*PROVIDED DATA:*
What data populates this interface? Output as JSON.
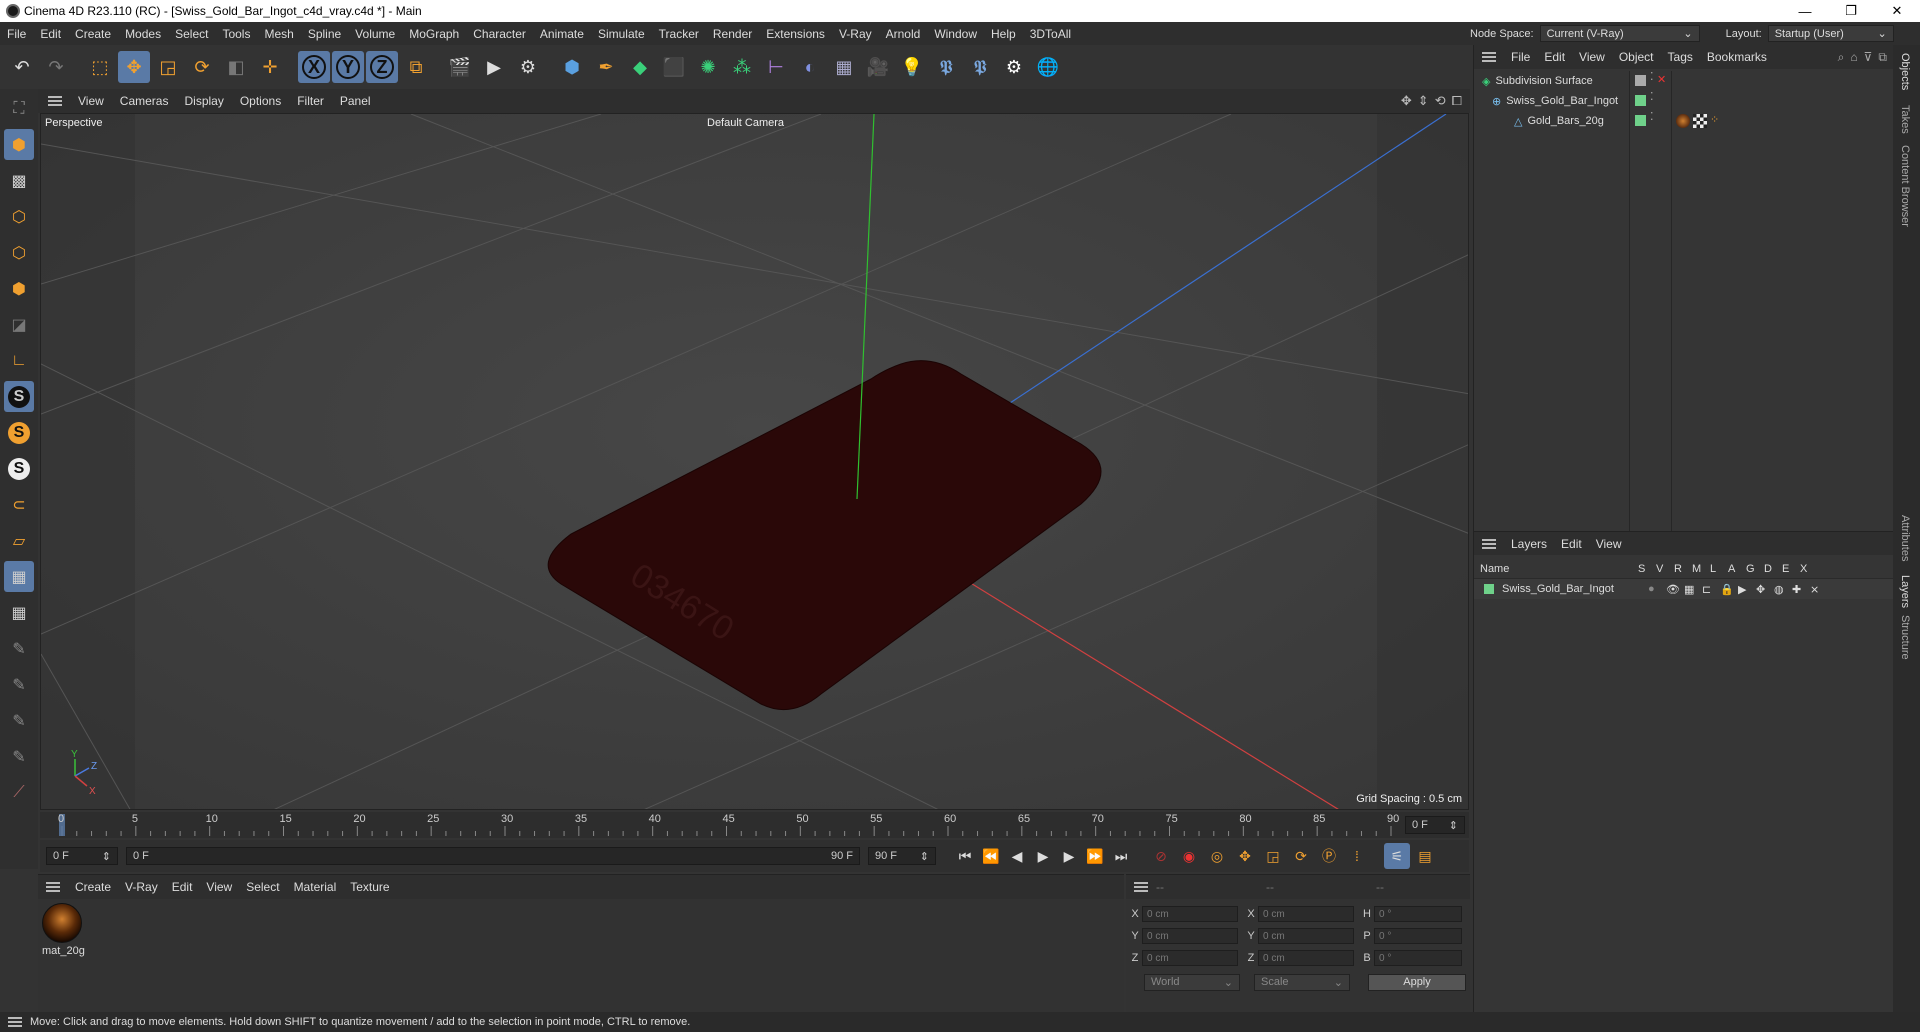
{
  "window": {
    "title": "Cinema 4D R23.110 (RC) - [Swiss_Gold_Bar_Ingot_c4d_vray.c4d *] - Main",
    "minimize": "—",
    "maximize": "❐",
    "close": "✕"
  },
  "menu": [
    "File",
    "Edit",
    "Create",
    "Modes",
    "Select",
    "Tools",
    "Mesh",
    "Spline",
    "Volume",
    "MoGraph",
    "Character",
    "Animate",
    "Simulate",
    "Tracker",
    "Render",
    "Extensions",
    "V-Ray",
    "Arnold",
    "Window",
    "Help",
    "3DToAll"
  ],
  "node_space": {
    "label": "Node Space:",
    "value": "Current (V-Ray)"
  },
  "layout": {
    "label": "Layout:",
    "value": "Startup (User)"
  },
  "viewport": {
    "menu": [
      "View",
      "Cameras",
      "Display",
      "Options",
      "Filter",
      "Panel"
    ],
    "label": "Perspective",
    "camera": "Default Camera",
    "grid_spacing": "Grid Spacing : 0.5 cm",
    "engraving": "034670",
    "axis_y": "Y",
    "axis_z": "Z",
    "axis_x": "X"
  },
  "timeline": {
    "ticks": [
      "0",
      "5",
      "10",
      "15",
      "20",
      "25",
      "30",
      "35",
      "40",
      "45",
      "50",
      "55",
      "60",
      "65",
      "70",
      "75",
      "80",
      "85",
      "90"
    ],
    "current": "0 F"
  },
  "transport": {
    "start": "0 F",
    "range_start": "0 F",
    "range_end": "90 F",
    "end": "90 F"
  },
  "material_manager": {
    "menu": [
      "Create",
      "V-Ray",
      "Edit",
      "View",
      "Select",
      "Material",
      "Texture"
    ],
    "materials": [
      {
        "name": "mat_20g"
      }
    ]
  },
  "coords": {
    "headers": [
      "--",
      "--",
      "--"
    ],
    "rows": [
      {
        "a": "X",
        "av": "0 cm",
        "b": "X",
        "bv": "0 cm",
        "c": "H",
        "cv": "0 °"
      },
      {
        "a": "Y",
        "av": "0 cm",
        "b": "Y",
        "bv": "0 cm",
        "c": "P",
        "cv": "0 °"
      },
      {
        "a": "Z",
        "av": "0 cm",
        "b": "Z",
        "bv": "0 cm",
        "c": "B",
        "cv": "0 °"
      }
    ],
    "space": "World",
    "mode": "Scale",
    "apply": "Apply"
  },
  "objects": {
    "menu": [
      "File",
      "Edit",
      "View",
      "Object",
      "Tags",
      "Bookmarks"
    ],
    "items": [
      {
        "name": "Subdivision Surface",
        "indent": 0
      },
      {
        "name": "Swiss_Gold_Bar_Ingot",
        "indent": 1
      },
      {
        "name": "Gold_Bars_20g",
        "indent": 2
      }
    ]
  },
  "layers": {
    "menu": [
      "Layers",
      "Edit",
      "View"
    ],
    "columns": [
      "Name",
      "S",
      "V",
      "R",
      "M",
      "L",
      "A",
      "G",
      "D",
      "E",
      "X"
    ],
    "items": [
      {
        "name": "Swiss_Gold_Bar_Ingot"
      }
    ]
  },
  "vtabs": [
    "Objects",
    "Takes",
    "Content Browser",
    "Attributes",
    "Layers",
    "Structure"
  ],
  "status": "Move: Click and drag to move elements. Hold down SHIFT to quantize movement / add to the selection in point mode, CTRL to remove.",
  "colors": {
    "accent": "#5a7aa6",
    "layer_green": "#6fd18a",
    "bar": "#2a0808"
  }
}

*TASK GOAL:* Without the pictures, reproduce every line of the records above exactly.

*COMPLETE OUTPUT:*
What data populates this interface? Output as JSON.
{
  "window": {
    "title": "Cinema 4D R23.110 (RC) - [Swiss_Gold_Bar_Ingot_c4d_vray.c4d *] - Main",
    "minimize": "—",
    "maximize": "❐",
    "close": "✕"
  },
  "menu": [
    "File",
    "Edit",
    "Create",
    "Modes",
    "Select",
    "Tools",
    "Mesh",
    "Spline",
    "Volume",
    "MoGraph",
    "Character",
    "Animate",
    "Simulate",
    "Tracker",
    "Render",
    "Extensions",
    "V-Ray",
    "Arnold",
    "Window",
    "Help",
    "3DToAll"
  ],
  "node_space": {
    "label": "Node Space:",
    "value": "Current (V-Ray)"
  },
  "layout": {
    "label": "Layout:",
    "value": "Startup (User)"
  },
  "viewport": {
    "menu": [
      "View",
      "Cameras",
      "Display",
      "Options",
      "Filter",
      "Panel"
    ],
    "label": "Perspective",
    "camera": "Default Camera",
    "grid_spacing": "Grid Spacing : 0.5 cm",
    "engraving": "034670",
    "axis_y": "Y",
    "axis_z": "Z",
    "axis_x": "X"
  },
  "timeline": {
    "ticks": [
      "0",
      "5",
      "10",
      "15",
      "20",
      "25",
      "30",
      "35",
      "40",
      "45",
      "50",
      "55",
      "60",
      "65",
      "70",
      "75",
      "80",
      "85",
      "90"
    ],
    "current": "0 F"
  },
  "transport": {
    "start": "0 F",
    "range_start": "0 F",
    "range_end": "90 F",
    "end": "90 F"
  },
  "material_manager": {
    "menu": [
      "Create",
      "V-Ray",
      "Edit",
      "View",
      "Select",
      "Material",
      "Texture"
    ],
    "materials": [
      {
        "name": "mat_20g"
      }
    ]
  },
  "coords": {
    "headers": [
      "--",
      "--",
      "--"
    ],
    "rows": [
      {
        "a": "X",
        "av": "0 cm",
        "b": "X",
        "bv": "0 cm",
        "c": "H",
        "cv": "0 °"
      },
      {
        "a": "Y",
        "av": "0 cm",
        "b": "Y",
        "bv": "0 cm",
        "c": "P",
        "cv": "0 °"
      },
      {
        "a": "Z",
        "av": "0 cm",
        "b": "Z",
        "bv": "0 cm",
        "c": "B",
        "cv": "0 °"
      }
    ],
    "space": "World",
    "mode": "Scale",
    "apply": "Apply"
  },
  "objects": {
    "menu": [
      "File",
      "Edit",
      "View",
      "Object",
      "Tags",
      "Bookmarks"
    ],
    "items": [
      {
        "name": "Subdivision Surface",
        "indent": 0
      },
      {
        "name": "Swiss_Gold_Bar_Ingot",
        "indent": 1
      },
      {
        "name": "Gold_Bars_20g",
        "indent": 2
      }
    ]
  },
  "layers": {
    "menu": [
      "Layers",
      "Edit",
      "View"
    ],
    "columns": [
      "Name",
      "S",
      "V",
      "R",
      "M",
      "L",
      "A",
      "G",
      "D",
      "E",
      "X"
    ],
    "items": [
      {
        "name": "Swiss_Gold_Bar_Ingot"
      }
    ]
  },
  "vtabs": [
    "Objects",
    "Takes",
    "Content Browser",
    "Attributes",
    "Layers",
    "Structure"
  ],
  "status": "Move: Click and drag to move elements. Hold down SHIFT to quantize movement / add to the selection in point mode, CTRL to remove.",
  "colors": {
    "accent": "#5a7aa6",
    "layer_green": "#6fd18a",
    "bar": "#2a0808"
  }
}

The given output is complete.